** Stated exercise **
Pull every line holding the string "БАга" from the records below.

** Dataset extract **
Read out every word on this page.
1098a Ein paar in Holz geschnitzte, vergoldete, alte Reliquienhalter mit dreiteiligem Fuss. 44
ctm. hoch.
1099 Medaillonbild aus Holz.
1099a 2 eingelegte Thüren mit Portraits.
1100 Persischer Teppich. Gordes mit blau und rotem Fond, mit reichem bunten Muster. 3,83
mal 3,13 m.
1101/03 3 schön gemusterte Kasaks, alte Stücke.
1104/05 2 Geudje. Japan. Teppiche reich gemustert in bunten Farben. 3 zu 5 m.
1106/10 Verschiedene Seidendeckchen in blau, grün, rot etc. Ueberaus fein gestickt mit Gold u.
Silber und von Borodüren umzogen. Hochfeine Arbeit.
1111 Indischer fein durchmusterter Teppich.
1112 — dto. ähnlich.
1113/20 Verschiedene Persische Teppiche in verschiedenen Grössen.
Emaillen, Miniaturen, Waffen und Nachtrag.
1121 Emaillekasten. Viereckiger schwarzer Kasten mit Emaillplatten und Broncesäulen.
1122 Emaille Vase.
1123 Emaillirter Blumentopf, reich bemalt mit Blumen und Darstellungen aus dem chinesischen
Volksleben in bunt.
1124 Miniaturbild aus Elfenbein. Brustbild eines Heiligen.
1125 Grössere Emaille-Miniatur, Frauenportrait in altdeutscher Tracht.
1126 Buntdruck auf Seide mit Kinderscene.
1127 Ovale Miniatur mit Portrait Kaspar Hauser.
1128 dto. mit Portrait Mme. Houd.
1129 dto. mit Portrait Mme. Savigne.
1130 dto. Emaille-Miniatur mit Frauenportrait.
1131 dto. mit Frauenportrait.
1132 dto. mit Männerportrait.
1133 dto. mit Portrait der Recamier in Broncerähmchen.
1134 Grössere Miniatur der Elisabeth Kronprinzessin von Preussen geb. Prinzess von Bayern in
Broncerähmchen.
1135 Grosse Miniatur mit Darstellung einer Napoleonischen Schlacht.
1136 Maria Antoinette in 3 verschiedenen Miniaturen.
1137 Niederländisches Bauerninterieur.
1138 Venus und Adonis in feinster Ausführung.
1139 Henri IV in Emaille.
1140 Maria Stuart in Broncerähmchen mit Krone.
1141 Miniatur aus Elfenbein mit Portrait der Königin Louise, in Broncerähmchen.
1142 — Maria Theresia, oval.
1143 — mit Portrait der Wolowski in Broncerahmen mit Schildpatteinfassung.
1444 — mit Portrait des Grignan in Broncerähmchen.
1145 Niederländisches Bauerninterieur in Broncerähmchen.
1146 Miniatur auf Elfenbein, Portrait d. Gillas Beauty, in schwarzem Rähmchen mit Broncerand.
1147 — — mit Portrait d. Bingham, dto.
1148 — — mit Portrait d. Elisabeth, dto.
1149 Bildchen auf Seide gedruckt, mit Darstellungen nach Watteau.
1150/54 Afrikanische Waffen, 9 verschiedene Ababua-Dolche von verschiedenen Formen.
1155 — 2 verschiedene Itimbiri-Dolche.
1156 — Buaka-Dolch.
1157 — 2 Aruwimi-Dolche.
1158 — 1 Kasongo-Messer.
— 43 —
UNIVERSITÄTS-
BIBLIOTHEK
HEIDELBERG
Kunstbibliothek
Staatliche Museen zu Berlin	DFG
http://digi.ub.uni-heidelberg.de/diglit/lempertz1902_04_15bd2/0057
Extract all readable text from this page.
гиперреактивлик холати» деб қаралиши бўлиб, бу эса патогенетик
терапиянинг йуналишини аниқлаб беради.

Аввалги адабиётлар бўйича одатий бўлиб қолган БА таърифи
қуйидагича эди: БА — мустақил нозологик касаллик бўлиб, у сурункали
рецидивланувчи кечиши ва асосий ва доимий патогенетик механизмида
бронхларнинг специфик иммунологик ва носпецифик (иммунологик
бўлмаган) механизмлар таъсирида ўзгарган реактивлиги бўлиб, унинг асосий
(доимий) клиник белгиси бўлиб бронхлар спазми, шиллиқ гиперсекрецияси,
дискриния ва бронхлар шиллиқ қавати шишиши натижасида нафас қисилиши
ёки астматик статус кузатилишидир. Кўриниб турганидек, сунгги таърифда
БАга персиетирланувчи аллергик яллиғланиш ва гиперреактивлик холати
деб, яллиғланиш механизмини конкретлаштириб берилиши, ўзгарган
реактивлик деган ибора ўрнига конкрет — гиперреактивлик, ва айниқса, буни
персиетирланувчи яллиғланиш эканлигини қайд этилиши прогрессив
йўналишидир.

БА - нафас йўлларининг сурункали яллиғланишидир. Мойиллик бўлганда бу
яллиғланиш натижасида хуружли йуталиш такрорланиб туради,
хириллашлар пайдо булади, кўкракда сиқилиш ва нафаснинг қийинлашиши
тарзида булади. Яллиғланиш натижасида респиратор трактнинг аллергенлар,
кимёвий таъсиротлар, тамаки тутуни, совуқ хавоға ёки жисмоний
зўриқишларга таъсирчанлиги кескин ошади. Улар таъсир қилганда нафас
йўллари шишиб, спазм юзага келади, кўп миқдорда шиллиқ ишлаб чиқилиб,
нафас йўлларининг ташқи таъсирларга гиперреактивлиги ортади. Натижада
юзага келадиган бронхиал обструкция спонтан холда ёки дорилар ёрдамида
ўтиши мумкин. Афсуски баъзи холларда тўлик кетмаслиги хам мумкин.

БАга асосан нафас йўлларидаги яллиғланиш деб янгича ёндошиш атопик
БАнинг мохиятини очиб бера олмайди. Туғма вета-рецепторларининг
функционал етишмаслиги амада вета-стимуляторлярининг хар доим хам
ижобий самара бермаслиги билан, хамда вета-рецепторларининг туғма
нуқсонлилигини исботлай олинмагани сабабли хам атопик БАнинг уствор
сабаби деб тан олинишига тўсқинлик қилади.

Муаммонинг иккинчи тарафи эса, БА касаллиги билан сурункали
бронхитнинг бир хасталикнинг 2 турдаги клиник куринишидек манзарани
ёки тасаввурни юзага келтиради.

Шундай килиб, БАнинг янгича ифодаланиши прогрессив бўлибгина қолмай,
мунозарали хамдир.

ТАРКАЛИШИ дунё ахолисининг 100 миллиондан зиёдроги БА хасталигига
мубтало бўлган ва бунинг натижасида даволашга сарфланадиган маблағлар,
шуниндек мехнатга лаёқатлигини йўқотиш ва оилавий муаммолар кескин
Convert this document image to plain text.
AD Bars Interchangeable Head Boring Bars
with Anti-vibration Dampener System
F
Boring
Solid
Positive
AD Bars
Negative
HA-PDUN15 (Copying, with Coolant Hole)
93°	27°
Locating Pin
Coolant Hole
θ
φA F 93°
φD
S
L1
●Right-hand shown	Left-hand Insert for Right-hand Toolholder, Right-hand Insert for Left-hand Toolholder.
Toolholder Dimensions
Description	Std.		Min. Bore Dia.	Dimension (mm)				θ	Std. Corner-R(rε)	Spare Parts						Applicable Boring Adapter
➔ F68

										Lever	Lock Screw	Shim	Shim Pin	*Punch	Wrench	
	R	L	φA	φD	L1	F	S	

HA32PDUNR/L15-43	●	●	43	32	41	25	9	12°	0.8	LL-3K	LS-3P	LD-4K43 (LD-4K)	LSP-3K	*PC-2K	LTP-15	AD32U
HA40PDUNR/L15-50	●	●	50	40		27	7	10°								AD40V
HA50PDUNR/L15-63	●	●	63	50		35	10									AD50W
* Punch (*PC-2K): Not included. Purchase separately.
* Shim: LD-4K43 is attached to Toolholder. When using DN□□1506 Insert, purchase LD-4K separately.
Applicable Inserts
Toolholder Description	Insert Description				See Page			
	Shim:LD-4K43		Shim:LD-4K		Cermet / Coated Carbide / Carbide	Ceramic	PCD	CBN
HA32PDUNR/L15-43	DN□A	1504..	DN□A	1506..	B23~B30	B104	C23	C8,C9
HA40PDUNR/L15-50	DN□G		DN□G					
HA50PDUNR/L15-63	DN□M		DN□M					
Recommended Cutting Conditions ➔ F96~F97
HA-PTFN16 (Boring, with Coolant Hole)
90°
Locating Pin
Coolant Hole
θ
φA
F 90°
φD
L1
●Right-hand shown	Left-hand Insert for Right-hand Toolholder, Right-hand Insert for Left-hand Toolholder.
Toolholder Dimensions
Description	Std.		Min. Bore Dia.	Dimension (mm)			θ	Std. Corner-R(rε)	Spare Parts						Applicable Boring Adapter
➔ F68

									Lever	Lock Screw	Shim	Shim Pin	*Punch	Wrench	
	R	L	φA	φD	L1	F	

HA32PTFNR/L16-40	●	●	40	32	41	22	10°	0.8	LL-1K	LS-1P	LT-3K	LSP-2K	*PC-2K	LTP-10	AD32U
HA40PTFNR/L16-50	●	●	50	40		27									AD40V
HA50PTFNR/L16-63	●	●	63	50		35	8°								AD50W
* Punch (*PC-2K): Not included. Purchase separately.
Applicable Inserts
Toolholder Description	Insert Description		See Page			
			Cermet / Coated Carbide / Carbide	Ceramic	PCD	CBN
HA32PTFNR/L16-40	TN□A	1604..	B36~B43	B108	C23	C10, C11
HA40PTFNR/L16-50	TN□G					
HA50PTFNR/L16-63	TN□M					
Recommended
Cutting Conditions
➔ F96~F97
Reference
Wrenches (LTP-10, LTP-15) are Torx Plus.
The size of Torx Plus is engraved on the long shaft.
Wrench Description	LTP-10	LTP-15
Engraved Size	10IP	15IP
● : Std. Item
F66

** Reply **
БАга персиетирланувчи аллергик яллиғланиш ва гиперреактивлик холати
БАга асосан нафас йўлларидаги яллиғланиш деб янгича ёндошиш атопик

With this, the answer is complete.